### Supplied entries
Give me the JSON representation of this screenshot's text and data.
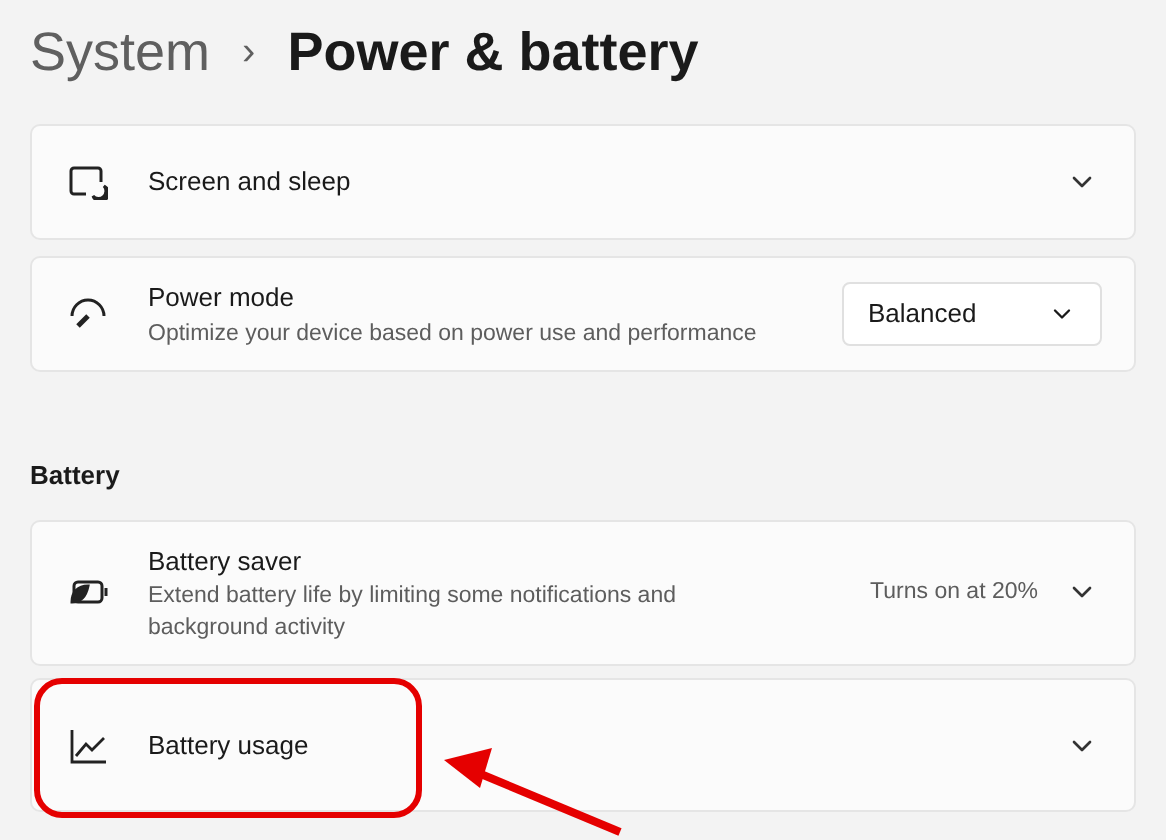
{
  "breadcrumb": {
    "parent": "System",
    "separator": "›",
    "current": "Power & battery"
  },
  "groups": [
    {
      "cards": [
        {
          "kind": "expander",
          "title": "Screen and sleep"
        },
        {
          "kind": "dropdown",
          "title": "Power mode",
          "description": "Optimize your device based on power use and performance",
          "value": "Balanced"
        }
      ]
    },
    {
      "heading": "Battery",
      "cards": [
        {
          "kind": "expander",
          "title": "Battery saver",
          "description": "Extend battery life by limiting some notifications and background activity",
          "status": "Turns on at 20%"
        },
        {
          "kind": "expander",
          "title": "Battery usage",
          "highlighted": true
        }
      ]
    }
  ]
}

### What to work on
Gather all lines of the records that include the word "description".

### Result below
          "description": "Optimize your device based on power use and performance",
          "description": "Extend battery life by limiting some notifications and background activity",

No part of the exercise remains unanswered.